#### [Material supplied]
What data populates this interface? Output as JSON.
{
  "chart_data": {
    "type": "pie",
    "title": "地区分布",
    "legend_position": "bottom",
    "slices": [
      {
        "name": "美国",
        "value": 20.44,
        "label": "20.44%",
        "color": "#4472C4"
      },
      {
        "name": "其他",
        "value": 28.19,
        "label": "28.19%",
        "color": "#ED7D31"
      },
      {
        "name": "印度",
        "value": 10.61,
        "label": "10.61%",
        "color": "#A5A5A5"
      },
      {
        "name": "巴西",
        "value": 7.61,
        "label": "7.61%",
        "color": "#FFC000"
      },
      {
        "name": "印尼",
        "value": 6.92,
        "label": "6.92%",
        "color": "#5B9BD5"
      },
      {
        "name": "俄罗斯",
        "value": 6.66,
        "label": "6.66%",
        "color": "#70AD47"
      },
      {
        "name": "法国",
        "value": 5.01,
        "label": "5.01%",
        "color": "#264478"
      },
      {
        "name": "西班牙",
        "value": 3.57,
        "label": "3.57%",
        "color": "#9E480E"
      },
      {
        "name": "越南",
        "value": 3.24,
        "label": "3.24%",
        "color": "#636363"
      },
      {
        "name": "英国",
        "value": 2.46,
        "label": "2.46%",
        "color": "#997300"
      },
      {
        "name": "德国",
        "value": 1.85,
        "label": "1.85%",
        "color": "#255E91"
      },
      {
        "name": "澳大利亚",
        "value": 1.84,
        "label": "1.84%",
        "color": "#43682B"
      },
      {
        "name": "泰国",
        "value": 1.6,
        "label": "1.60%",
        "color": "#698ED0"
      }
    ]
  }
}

#### [Do this]
Write out the full listing exactly as given.

#### [Task output]
What data populates this interface? Output as JSON.
{
  "chart_data": {
    "type": "pie",
    "title": "地区分布",
    "legend_position": "bottom",
    "slices": [
      {
        "name": "美国",
        "value": 20.44,
        "label": "20.44%",
        "color": "#4472C4"
      },
      {
        "name": "其他",
        "value": 28.19,
        "label": "28.19%",
        "color": "#ED7D31"
      },
      {
        "name": "印度",
        "value": 10.61,
        "label": "10.61%",
        "color": "#A5A5A5"
      },
      {
        "name": "巴西",
        "value": 7.61,
        "label": "7.61%",
        "color": "#FFC000"
      },
      {
        "name": "印尼",
        "value": 6.92,
        "label": "6.92%",
        "color": "#5B9BD5"
      },
      {
        "name": "俄罗斯",
        "value": 6.66,
        "label": "6.66%",
        "color": "#70AD47"
      },
      {
        "name": "法国",
        "value": 5.01,
        "label": "5.01%",
        "color": "#264478"
      },
      {
        "name": "西班牙",
        "value": 3.57,
        "label": "3.57%",
        "color": "#9E480E"
      },
      {
        "name": "越南",
        "value": 3.24,
        "label": "3.24%",
        "color": "#636363"
      },
      {
        "name": "英国",
        "value": 2.46,
        "label": "2.46%",
        "color": "#997300"
      },
      {
        "name": "德国",
        "value": 1.85,
        "label": "1.85%",
        "color": "#255E91"
      },
      {
        "name": "澳大利亚",
        "value": 1.84,
        "label": "1.84%",
        "color": "#43682B"
      },
      {
        "name": "泰国",
        "value": 1.6,
        "label": "1.60%",
        "color": "#698ED0"
      }
    ]
  }
}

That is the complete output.